Aim of the exercise: Copy out each line exactly; pictures stay out of the copy.

Information supplied:
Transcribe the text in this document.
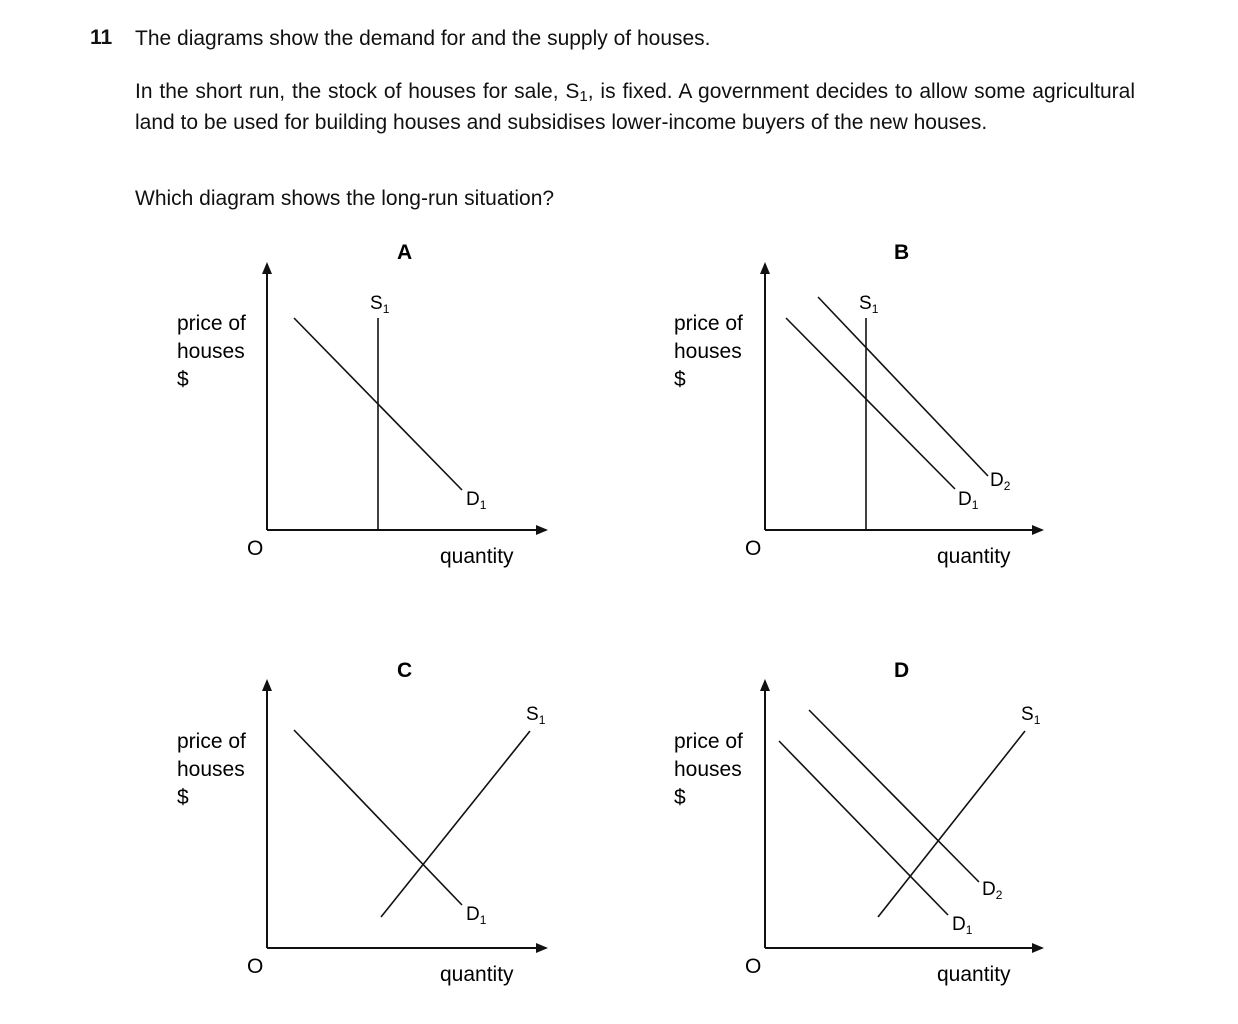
11 The diagrams show the demand for and the supply of houses.
In the short run, the stock of houses for sale, S1, is fixed. A government decides to allow some agricultural land to be used for building houses and subsidises lower-income buyers of the new houses.
Which diagram shows the long-run situation?
A
price of
houses
$
O	quantity
$S_1$
$D_1$
B
price of
houses
$
O	quantity
$S_1$
$D_1$
$D_2$
C
price of
houses
$
O	quantity
$S_1$
$D_1$
D
price of
houses
$
O	quantity
$S_1$
$D_1$
$D_2$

Completed exercise:
Transcribe the text in this document.
11 The diagrams show the demand for and the supply of houses.
In the short run, the stock of houses for sale, S1, is fixed. A government decides to allow some agricultural land to be used for building houses and subsidises lower-income buyers of the new houses.
Which diagram shows the long-run situation?
A
price of
houses
$
O	quantity
$S_1$
$D_1$
B
price of
houses
$
O	quantity
$S_1$
$D_1$
$D_2$
C
price of
houses
$
O	quantity
$S_1$
$D_1$
D
price of
houses
$
O	quantity
$S_1$
$D_1$
$D_2$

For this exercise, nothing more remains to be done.